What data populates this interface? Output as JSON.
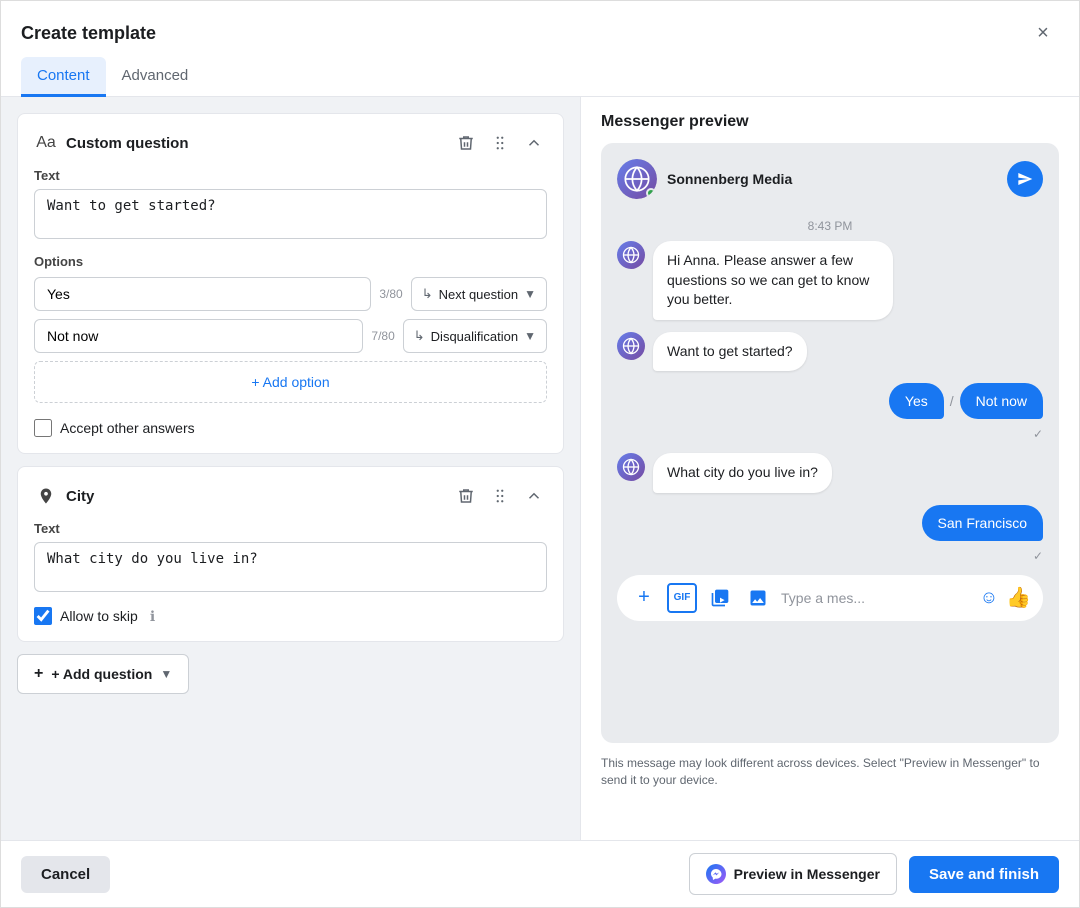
{
  "modal": {
    "title": "Create template",
    "close_label": "×"
  },
  "tabs": [
    {
      "id": "content",
      "label": "Content",
      "active": true
    },
    {
      "id": "advanced",
      "label": "Advanced",
      "active": false
    }
  ],
  "custom_question": {
    "title": "Custom question",
    "text_label": "Text",
    "text_value": "Want to get started?",
    "options_label": "Options",
    "options": [
      {
        "value": "Yes",
        "char_count": "3/80",
        "action": "Next question"
      },
      {
        "value": "Not now",
        "char_count": "7/80",
        "action": "Disqualification"
      }
    ],
    "add_option_label": "+ Add option",
    "accept_other_label": "Accept other answers"
  },
  "city_question": {
    "title": "City",
    "text_label": "Text",
    "text_value": "What city do you live in?",
    "allow_skip_label": "Allow to skip"
  },
  "add_question_label": "+ Add question",
  "preview": {
    "title": "Messenger preview",
    "page_name": "Sonnenberg Media",
    "timestamp": "8:43 PM",
    "messages": [
      {
        "type": "left",
        "text": "Hi Anna. Please answer a few questions so we can get to know you better."
      },
      {
        "type": "left",
        "text": "Want to get started?"
      },
      {
        "type": "right_options",
        "options": [
          "Yes",
          "Not now"
        ]
      },
      {
        "type": "left",
        "text": "What city do you live in?"
      },
      {
        "type": "right_single",
        "text": "San Francisco"
      }
    ],
    "input_placeholder": "Type a mes...",
    "note": "This message may look different across devices. Select \"Preview in Messenger\" to send it to your device."
  },
  "footer": {
    "cancel_label": "Cancel",
    "preview_messenger_label": "Preview in Messenger",
    "save_finish_label": "Save and finish"
  }
}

#### [Task prompt]
Collect each line containing the string "action".

#### [Task response]
        "action": "Next question"
        "action": "Disqualification"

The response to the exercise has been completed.